### Required task
Copy each line holding the string "USDCNH".

### Records shown
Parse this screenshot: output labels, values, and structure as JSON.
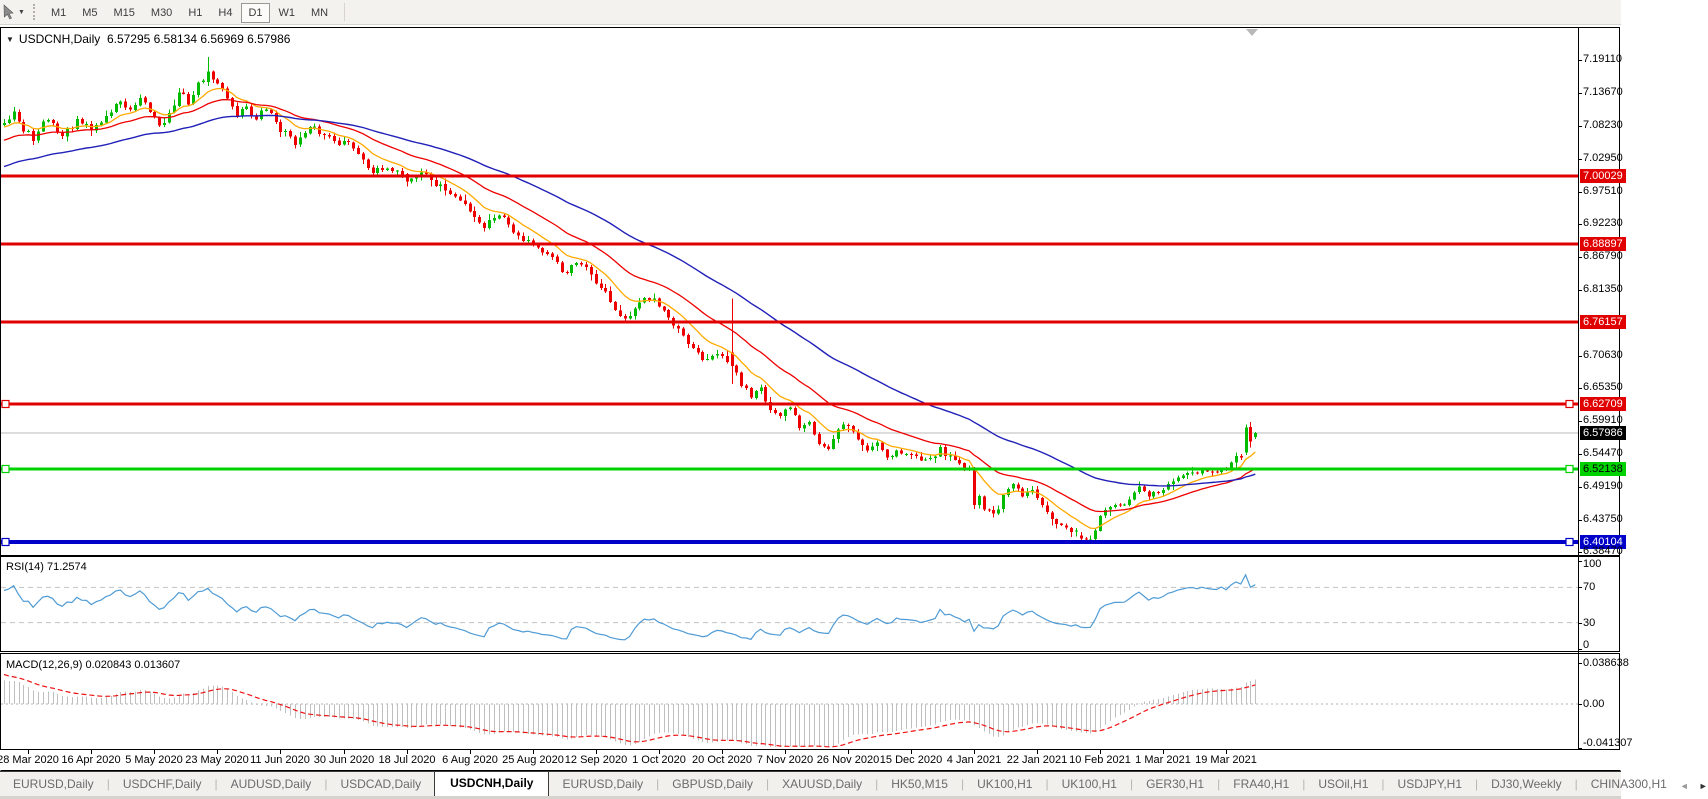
{
  "toolbar": {
    "timeframes": [
      {
        "label": "M1",
        "active": false
      },
      {
        "label": "M5",
        "active": false
      },
      {
        "label": "M15",
        "active": false
      },
      {
        "label": "M30",
        "active": false
      },
      {
        "label": "H1",
        "active": false
      },
      {
        "label": "H4",
        "active": false
      },
      {
        "label": "D1",
        "active": true
      },
      {
        "label": "W1",
        "active": false
      },
      {
        "label": "MN",
        "active": false
      }
    ]
  },
  "chart": {
    "title_symbol": "USDCNH,Daily",
    "title_ohlc": "6.57295 6.58134 6.56969 6.57986",
    "expander_glyph": "▼"
  },
  "chart_data": {
    "type": "candlestick",
    "symbol": "USDCNH",
    "timeframe": "Daily",
    "current_bar": {
      "open": 6.57295,
      "high": 6.58134,
      "low": 6.56969,
      "close": 6.57986
    },
    "ylim": [
      6.3816,
      7.245
    ],
    "bars_visible": 259,
    "candle_up_color": "#00bb00",
    "candle_down_color": "#ee0000",
    "y_ticks": [
      {
        "p": 7.1911,
        "t": "7.19110"
      },
      {
        "p": 7.1367,
        "t": "7.13670"
      },
      {
        "p": 7.0823,
        "t": "7.08230"
      },
      {
        "p": 7.0295,
        "t": "7.02950"
      },
      {
        "p": 6.9751,
        "t": "6.97510"
      },
      {
        "p": 6.9223,
        "t": "6.92230"
      },
      {
        "p": 6.8679,
        "t": "6.86790"
      },
      {
        "p": 6.8135,
        "t": "6.81350"
      },
      {
        "p": 6.7063,
        "t": "6.70630"
      },
      {
        "p": 6.6535,
        "t": "6.65350"
      },
      {
        "p": 6.5991,
        "t": "6.59910"
      },
      {
        "p": 6.5447,
        "t": "6.54470"
      },
      {
        "p": 6.4919,
        "t": "6.49190"
      },
      {
        "p": 6.4375,
        "t": "6.43750"
      },
      {
        "p": 6.3847,
        "t": "6.38470"
      }
    ],
    "x_labels": [
      "28 Mar 2020",
      "16 Apr 2020",
      "5 May 2020",
      "23 May 2020",
      "11 Jun 2020",
      "30 Jun 2020",
      "18 Jul 2020",
      "6 Aug 2020",
      "25 Aug 2020",
      "12 Sep 2020",
      "1 Oct 2020",
      "20 Oct 2020",
      "7 Nov 2020",
      "26 Nov 2020",
      "15 Dec 2020",
      "4 Jan 2021",
      "22 Jan 2021",
      "10 Feb 2021",
      "1 Mar 2021",
      "19 Mar 2021"
    ],
    "levels": [
      {
        "price": 7.00029,
        "label": "7.00029",
        "color": "#e00000",
        "text_color": "#ffffff",
        "thickness": 3,
        "selected": false
      },
      {
        "price": 6.88897,
        "label": "6.88897",
        "color": "#e00000",
        "text_color": "#ffffff",
        "thickness": 3,
        "selected": false
      },
      {
        "price": 6.76157,
        "label": "6.76157",
        "color": "#e00000",
        "text_color": "#ffffff",
        "thickness": 3,
        "selected": false
      },
      {
        "price": 6.62709,
        "label": "6.62709",
        "color": "#e00000",
        "text_color": "#ffffff",
        "thickness": 3,
        "selected": true
      },
      {
        "price": 6.52138,
        "label": "6.52138",
        "color": "#00d200",
        "text_color": "#000000",
        "thickness": 3,
        "selected": true
      },
      {
        "price": 6.40104,
        "label": "6.40104",
        "color": "#0000c8",
        "text_color": "#ffffff",
        "thickness": 4,
        "selected": true
      }
    ],
    "current_price": {
      "price": 6.57986,
      "label": "6.57986",
      "line_color": "#b8b8b8",
      "bg": "#000000",
      "text_color": "#ffffff"
    },
    "moving_averages": [
      {
        "period": 10,
        "color": "#ffaa00",
        "width": 1.3
      },
      {
        "period": 25,
        "color": "#ee0000",
        "width": 1.3
      },
      {
        "period": 55,
        "color": "#2121b8",
        "width": 1.4
      }
    ],
    "price_anchors": [
      [
        -60,
        6.92
      ],
      [
        -50,
        6.97
      ],
      [
        -40,
        6.87
      ],
      [
        -30,
        6.94
      ],
      [
        -20,
        7.05
      ],
      [
        -12,
        7.12
      ],
      [
        -6,
        7.06
      ],
      [
        -1,
        7.085
      ],
      [
        0,
        7.095
      ],
      [
        2,
        7.115
      ],
      [
        4,
        7.075
      ],
      [
        6,
        7.062
      ],
      [
        9,
        7.092
      ],
      [
        12,
        7.068
      ],
      [
        15,
        7.088
      ],
      [
        18,
        7.072
      ],
      [
        21,
        7.098
      ],
      [
        24,
        7.125
      ],
      [
        26,
        7.105
      ],
      [
        28,
        7.118
      ],
      [
        30,
        7.1
      ],
      [
        32,
        7.085
      ],
      [
        34,
        7.105
      ],
      [
        36,
        7.135
      ],
      [
        38,
        7.12
      ],
      [
        40,
        7.15
      ],
      [
        42,
        7.172
      ],
      [
        44,
        7.15
      ],
      [
        46,
        7.13
      ],
      [
        48,
        7.105
      ],
      [
        50,
        7.118
      ],
      [
        52,
        7.095
      ],
      [
        54,
        7.11
      ],
      [
        57,
        7.078
      ],
      [
        60,
        7.06
      ],
      [
        63,
        7.074
      ],
      [
        66,
        7.066
      ],
      [
        70,
        7.06
      ],
      [
        73,
        7.042
      ],
      [
        76,
        7.016
      ],
      [
        79,
        7.004
      ],
      [
        81,
        7.015
      ],
      [
        83,
        6.996
      ],
      [
        86,
        7.01
      ],
      [
        89,
        6.988
      ],
      [
        93,
        6.966
      ],
      [
        96,
        6.946
      ],
      [
        99,
        6.922
      ],
      [
        102,
        6.944
      ],
      [
        105,
        6.916
      ],
      [
        109,
        6.896
      ],
      [
        112,
        6.872
      ],
      [
        115,
        6.84
      ],
      [
        118,
        6.856
      ],
      [
        122,
        6.828
      ],
      [
        125,
        6.796
      ],
      [
        128,
        6.76
      ],
      [
        131,
        6.784
      ],
      [
        134,
        6.808
      ],
      [
        136,
        6.786
      ],
      [
        138,
        6.752
      ],
      [
        141,
        6.718
      ],
      [
        144,
        6.692
      ],
      [
        146,
        6.706
      ],
      [
        148,
        6.7
      ],
      [
        150,
        6.69
      ],
      [
        152,
        6.656
      ],
      [
        154,
        6.64
      ],
      [
        156,
        6.664
      ],
      [
        158,
        6.622
      ],
      [
        160,
        6.6
      ],
      [
        162,
        6.616
      ],
      [
        164,
        6.59
      ],
      [
        166,
        6.606
      ],
      [
        168,
        6.572
      ],
      [
        170,
        6.556
      ],
      [
        172,
        6.58
      ],
      [
        174,
        6.592
      ],
      [
        176,
        6.568
      ],
      [
        178,
        6.552
      ],
      [
        180,
        6.566
      ],
      [
        182,
        6.545
      ],
      [
        184,
        6.556
      ],
      [
        187,
        6.545
      ],
      [
        189,
        6.535
      ],
      [
        191,
        6.55
      ],
      [
        193,
        6.556
      ],
      [
        195,
        6.541
      ],
      [
        197,
        6.53
      ],
      [
        199,
        6.522
      ],
      [
        200,
        6.502
      ],
      [
        202,
        6.462
      ],
      [
        204,
        6.447
      ],
      [
        206,
        6.474
      ],
      [
        208,
        6.49
      ],
      [
        210,
        6.471
      ],
      [
        212,
        6.482
      ],
      [
        214,
        6.47
      ],
      [
        216,
        6.452
      ],
      [
        218,
        6.432
      ],
      [
        220,
        6.416
      ],
      [
        222,
        6.407
      ],
      [
        224,
        6.41
      ],
      [
        226,
        6.442
      ],
      [
        228,
        6.462
      ],
      [
        230,
        6.452
      ],
      [
        232,
        6.47
      ],
      [
        234,
        6.482
      ],
      [
        236,
        6.47
      ],
      [
        238,
        6.48
      ],
      [
        240,
        6.492
      ],
      [
        242,
        6.502
      ],
      [
        244,
        6.512
      ],
      [
        246,
        6.501
      ],
      [
        248,
        6.514
      ],
      [
        250,
        6.511
      ],
      [
        252,
        6.516
      ],
      [
        253,
        6.524
      ],
      [
        254,
        6.541
      ],
      [
        255,
        6.533
      ],
      [
        256,
        6.589
      ],
      [
        257,
        6.566
      ],
      [
        258,
        6.57986
      ]
    ],
    "forced_bars": {
      "42": {
        "o": 7.155,
        "h": 7.196,
        "l": 7.148,
        "c": 7.172
      },
      "150": {
        "o": 6.712,
        "h": 6.8,
        "l": 6.66,
        "c": 6.69
      },
      "200": {
        "o": 6.52,
        "h": 6.524,
        "l": 6.455,
        "c": 6.462
      },
      "222": {
        "o": 6.412,
        "h": 6.418,
        "l": 6.401,
        "c": 6.407
      },
      "256": {
        "o": 6.548,
        "h": 6.594,
        "l": 6.544,
        "c": 6.589
      },
      "257": {
        "o": 6.59,
        "h": 6.598,
        "l": 6.556,
        "c": 6.566
      },
      "258": {
        "o": 6.57295,
        "h": 6.58134,
        "l": 6.56969,
        "c": 6.57986
      }
    },
    "rsi": {
      "label": "RSI(14) 71.2574",
      "period": 14,
      "current": 71.2574,
      "line_color": "#4f9bd5",
      "levels": [
        30,
        70
      ],
      "scale": [
        0,
        100
      ],
      "scale_labels": [
        {
          "v": 100,
          "t": "100"
        },
        {
          "v": 70,
          "t": "70"
        },
        {
          "v": 30,
          "t": "30"
        },
        {
          "v": 0,
          "t": "0"
        }
      ]
    },
    "macd": {
      "label": "MACD(12,26,9) 0.020843 0.013607",
      "fast": 12,
      "slow": 26,
      "signal": 9,
      "macd_value": 0.020843,
      "signal_value": 0.013607,
      "hist_color": "#bfbfbf",
      "signal_color": "#ee1111",
      "scale_labels": [
        {
          "v": 0.038638,
          "t": "0.038638"
        },
        {
          "v": 0,
          "t": "0.00"
        },
        {
          "v": -0.041307,
          "t": "-0.041307"
        }
      ]
    }
  },
  "tabs": {
    "items": [
      {
        "label": "EURUSD,Daily",
        "active": false
      },
      {
        "label": "USDCHF,Daily",
        "active": false
      },
      {
        "label": "AUDUSD,Daily",
        "active": false
      },
      {
        "label": "USDCAD,Daily",
        "active": false
      },
      {
        "label": "USDCNH,Daily",
        "active": true
      },
      {
        "label": "EURUSD,Daily",
        "active": false
      },
      {
        "label": "GBPUSD,Daily",
        "active": false
      },
      {
        "label": "XAUUSD,Daily",
        "active": false
      },
      {
        "label": "HK50,M15",
        "active": false
      },
      {
        "label": "UK100,H1",
        "active": false
      },
      {
        "label": "UK100,H1",
        "active": false
      },
      {
        "label": "GER30,H1",
        "active": false
      },
      {
        "label": "FRA40,H1",
        "active": false
      },
      {
        "label": "USOil,H1",
        "active": false
      },
      {
        "label": "USDJPY,H1",
        "active": false
      },
      {
        "label": "DJ30,Weekly",
        "active": false
      },
      {
        "label": "CHINA300,H1",
        "active": false
      }
    ],
    "scroll_left_glyph": "◄",
    "scroll_right_glyph": "►"
  }
}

### Exercise solution
    "title_symbol": "USDCNH,Daily",
    "symbol": "USDCNH",
        "label": "USDCNH,Daily",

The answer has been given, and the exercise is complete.